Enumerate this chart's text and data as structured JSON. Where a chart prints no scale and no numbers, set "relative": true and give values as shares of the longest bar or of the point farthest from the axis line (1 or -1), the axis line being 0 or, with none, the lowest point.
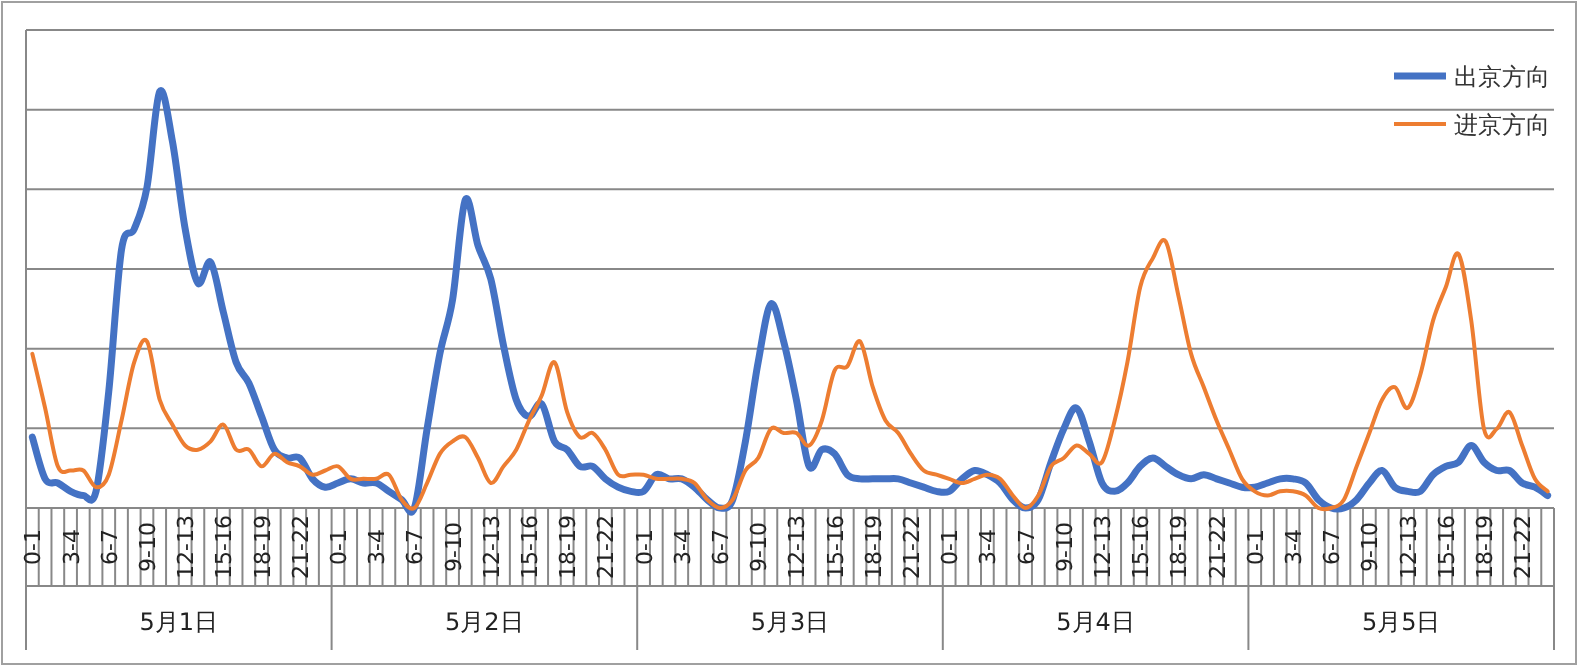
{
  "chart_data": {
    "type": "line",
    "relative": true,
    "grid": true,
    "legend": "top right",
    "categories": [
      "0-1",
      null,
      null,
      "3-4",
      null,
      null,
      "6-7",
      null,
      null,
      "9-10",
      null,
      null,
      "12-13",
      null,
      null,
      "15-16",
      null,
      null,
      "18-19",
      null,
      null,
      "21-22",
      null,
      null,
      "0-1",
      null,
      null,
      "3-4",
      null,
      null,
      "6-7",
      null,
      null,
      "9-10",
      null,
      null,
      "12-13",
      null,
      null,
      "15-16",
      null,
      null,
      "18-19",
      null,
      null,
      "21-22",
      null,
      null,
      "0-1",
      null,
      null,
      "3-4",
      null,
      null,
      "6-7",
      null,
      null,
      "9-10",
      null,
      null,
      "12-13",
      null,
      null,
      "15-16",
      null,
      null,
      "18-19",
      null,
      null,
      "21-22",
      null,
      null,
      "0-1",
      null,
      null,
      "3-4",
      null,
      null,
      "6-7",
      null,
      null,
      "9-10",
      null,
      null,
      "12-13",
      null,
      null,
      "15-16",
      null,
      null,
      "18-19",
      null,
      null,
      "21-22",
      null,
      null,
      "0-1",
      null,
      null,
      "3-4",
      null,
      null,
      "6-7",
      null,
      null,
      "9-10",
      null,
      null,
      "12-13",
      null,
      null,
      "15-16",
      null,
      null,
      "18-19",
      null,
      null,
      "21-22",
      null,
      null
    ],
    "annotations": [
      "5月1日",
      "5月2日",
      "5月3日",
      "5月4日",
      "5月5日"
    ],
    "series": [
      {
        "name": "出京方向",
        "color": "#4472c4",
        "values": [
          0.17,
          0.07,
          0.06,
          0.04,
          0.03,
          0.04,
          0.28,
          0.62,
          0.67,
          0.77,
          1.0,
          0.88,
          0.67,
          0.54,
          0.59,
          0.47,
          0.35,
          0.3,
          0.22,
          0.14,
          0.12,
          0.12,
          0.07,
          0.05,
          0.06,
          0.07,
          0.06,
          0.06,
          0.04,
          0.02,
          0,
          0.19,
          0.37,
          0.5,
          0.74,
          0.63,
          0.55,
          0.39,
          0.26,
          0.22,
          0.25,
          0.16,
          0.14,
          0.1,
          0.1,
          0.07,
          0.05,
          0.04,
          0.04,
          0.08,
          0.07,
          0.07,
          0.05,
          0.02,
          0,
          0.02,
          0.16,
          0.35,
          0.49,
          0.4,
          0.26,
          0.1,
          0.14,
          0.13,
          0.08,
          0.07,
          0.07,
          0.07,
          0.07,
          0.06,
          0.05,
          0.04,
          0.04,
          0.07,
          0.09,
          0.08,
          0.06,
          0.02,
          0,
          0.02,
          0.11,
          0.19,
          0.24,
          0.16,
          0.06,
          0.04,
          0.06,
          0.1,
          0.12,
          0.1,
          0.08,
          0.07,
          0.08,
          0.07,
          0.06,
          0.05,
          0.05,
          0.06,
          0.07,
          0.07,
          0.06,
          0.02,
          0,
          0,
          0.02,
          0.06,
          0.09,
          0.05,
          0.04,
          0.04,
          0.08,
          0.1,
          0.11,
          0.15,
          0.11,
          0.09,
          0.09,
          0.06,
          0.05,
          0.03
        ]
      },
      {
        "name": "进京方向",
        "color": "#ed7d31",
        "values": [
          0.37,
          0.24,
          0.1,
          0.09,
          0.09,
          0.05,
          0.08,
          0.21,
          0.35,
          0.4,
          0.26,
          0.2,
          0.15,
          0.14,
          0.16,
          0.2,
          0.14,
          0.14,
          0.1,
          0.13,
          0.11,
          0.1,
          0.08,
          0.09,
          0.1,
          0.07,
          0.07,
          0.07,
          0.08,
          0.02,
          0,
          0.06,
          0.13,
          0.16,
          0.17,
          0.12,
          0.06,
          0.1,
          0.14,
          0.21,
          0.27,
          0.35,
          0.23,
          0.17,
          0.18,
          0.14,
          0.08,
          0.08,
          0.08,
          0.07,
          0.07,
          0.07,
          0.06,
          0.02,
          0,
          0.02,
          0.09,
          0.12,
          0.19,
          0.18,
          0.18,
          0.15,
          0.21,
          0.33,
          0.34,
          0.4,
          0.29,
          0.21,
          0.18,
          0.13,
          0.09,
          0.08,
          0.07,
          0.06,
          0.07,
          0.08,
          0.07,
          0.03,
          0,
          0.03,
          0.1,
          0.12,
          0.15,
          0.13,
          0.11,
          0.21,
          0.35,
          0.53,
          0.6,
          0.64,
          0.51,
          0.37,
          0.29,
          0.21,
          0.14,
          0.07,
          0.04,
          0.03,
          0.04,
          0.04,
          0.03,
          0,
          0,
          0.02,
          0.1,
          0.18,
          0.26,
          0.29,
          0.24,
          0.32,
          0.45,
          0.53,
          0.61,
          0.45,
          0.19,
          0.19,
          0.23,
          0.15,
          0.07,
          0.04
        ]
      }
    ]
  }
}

§ §

Strip the images and reproduce the remaining records precisely.

▶ _RESULT OF THE EXERCISE_:
Enumerate this chart's text and data as structured JSON. Where a chart prints no scale and no numbers, set "relative": true and give values as shares of the longest bar or of the point farthest from the axis line (1 or -1), the axis line being 0 or, with none, the lowest point.
{
  "chart_data": {
    "type": "line",
    "relative": true,
    "grid": true,
    "legend": "top right",
    "categories": [
      "0-1",
      null,
      null,
      "3-4",
      null,
      null,
      "6-7",
      null,
      null,
      "9-10",
      null,
      null,
      "12-13",
      null,
      null,
      "15-16",
      null,
      null,
      "18-19",
      null,
      null,
      "21-22",
      null,
      null,
      "0-1",
      null,
      null,
      "3-4",
      null,
      null,
      "6-7",
      null,
      null,
      "9-10",
      null,
      null,
      "12-13",
      null,
      null,
      "15-16",
      null,
      null,
      "18-19",
      null,
      null,
      "21-22",
      null,
      null,
      "0-1",
      null,
      null,
      "3-4",
      null,
      null,
      "6-7",
      null,
      null,
      "9-10",
      null,
      null,
      "12-13",
      null,
      null,
      "15-16",
      null,
      null,
      "18-19",
      null,
      null,
      "21-22",
      null,
      null,
      "0-1",
      null,
      null,
      "3-4",
      null,
      null,
      "6-7",
      null,
      null,
      "9-10",
      null,
      null,
      "12-13",
      null,
      null,
      "15-16",
      null,
      null,
      "18-19",
      null,
      null,
      "21-22",
      null,
      null,
      "0-1",
      null,
      null,
      "3-4",
      null,
      null,
      "6-7",
      null,
      null,
      "9-10",
      null,
      null,
      "12-13",
      null,
      null,
      "15-16",
      null,
      null,
      "18-19",
      null,
      null,
      "21-22",
      null,
      null
    ],
    "annotations": [
      "5月1日",
      "5月2日",
      "5月3日",
      "5月4日",
      "5月5日"
    ],
    "series": [
      {
        "name": "出京方向",
        "color": "#4472c4",
        "values": [
          0.17,
          0.07,
          0.06,
          0.04,
          0.03,
          0.04,
          0.28,
          0.62,
          0.67,
          0.77,
          1.0,
          0.88,
          0.67,
          0.54,
          0.59,
          0.47,
          0.35,
          0.3,
          0.22,
          0.14,
          0.12,
          0.12,
          0.07,
          0.05,
          0.06,
          0.07,
          0.06,
          0.06,
          0.04,
          0.02,
          0,
          0.19,
          0.37,
          0.5,
          0.74,
          0.63,
          0.55,
          0.39,
          0.26,
          0.22,
          0.25,
          0.16,
          0.14,
          0.1,
          0.1,
          0.07,
          0.05,
          0.04,
          0.04,
          0.08,
          0.07,
          0.07,
          0.05,
          0.02,
          0,
          0.02,
          0.16,
          0.35,
          0.49,
          0.4,
          0.26,
          0.1,
          0.14,
          0.13,
          0.08,
          0.07,
          0.07,
          0.07,
          0.07,
          0.06,
          0.05,
          0.04,
          0.04,
          0.07,
          0.09,
          0.08,
          0.06,
          0.02,
          0,
          0.02,
          0.11,
          0.19,
          0.24,
          0.16,
          0.06,
          0.04,
          0.06,
          0.1,
          0.12,
          0.1,
          0.08,
          0.07,
          0.08,
          0.07,
          0.06,
          0.05,
          0.05,
          0.06,
          0.07,
          0.07,
          0.06,
          0.02,
          0,
          0,
          0.02,
          0.06,
          0.09,
          0.05,
          0.04,
          0.04,
          0.08,
          0.1,
          0.11,
          0.15,
          0.11,
          0.09,
          0.09,
          0.06,
          0.05,
          0.03
        ]
      },
      {
        "name": "进京方向",
        "color": "#ed7d31",
        "values": [
          0.37,
          0.24,
          0.1,
          0.09,
          0.09,
          0.05,
          0.08,
          0.21,
          0.35,
          0.4,
          0.26,
          0.2,
          0.15,
          0.14,
          0.16,
          0.2,
          0.14,
          0.14,
          0.1,
          0.13,
          0.11,
          0.1,
          0.08,
          0.09,
          0.1,
          0.07,
          0.07,
          0.07,
          0.08,
          0.02,
          0,
          0.06,
          0.13,
          0.16,
          0.17,
          0.12,
          0.06,
          0.1,
          0.14,
          0.21,
          0.27,
          0.35,
          0.23,
          0.17,
          0.18,
          0.14,
          0.08,
          0.08,
          0.08,
          0.07,
          0.07,
          0.07,
          0.06,
          0.02,
          0,
          0.02,
          0.09,
          0.12,
          0.19,
          0.18,
          0.18,
          0.15,
          0.21,
          0.33,
          0.34,
          0.4,
          0.29,
          0.21,
          0.18,
          0.13,
          0.09,
          0.08,
          0.07,
          0.06,
          0.07,
          0.08,
          0.07,
          0.03,
          0,
          0.03,
          0.1,
          0.12,
          0.15,
          0.13,
          0.11,
          0.21,
          0.35,
          0.53,
          0.6,
          0.64,
          0.51,
          0.37,
          0.29,
          0.21,
          0.14,
          0.07,
          0.04,
          0.03,
          0.04,
          0.04,
          0.03,
          0,
          0,
          0.02,
          0.1,
          0.18,
          0.26,
          0.29,
          0.24,
          0.32,
          0.45,
          0.53,
          0.61,
          0.45,
          0.19,
          0.19,
          0.23,
          0.15,
          0.07,
          0.04
        ]
      }
    ]
  }
}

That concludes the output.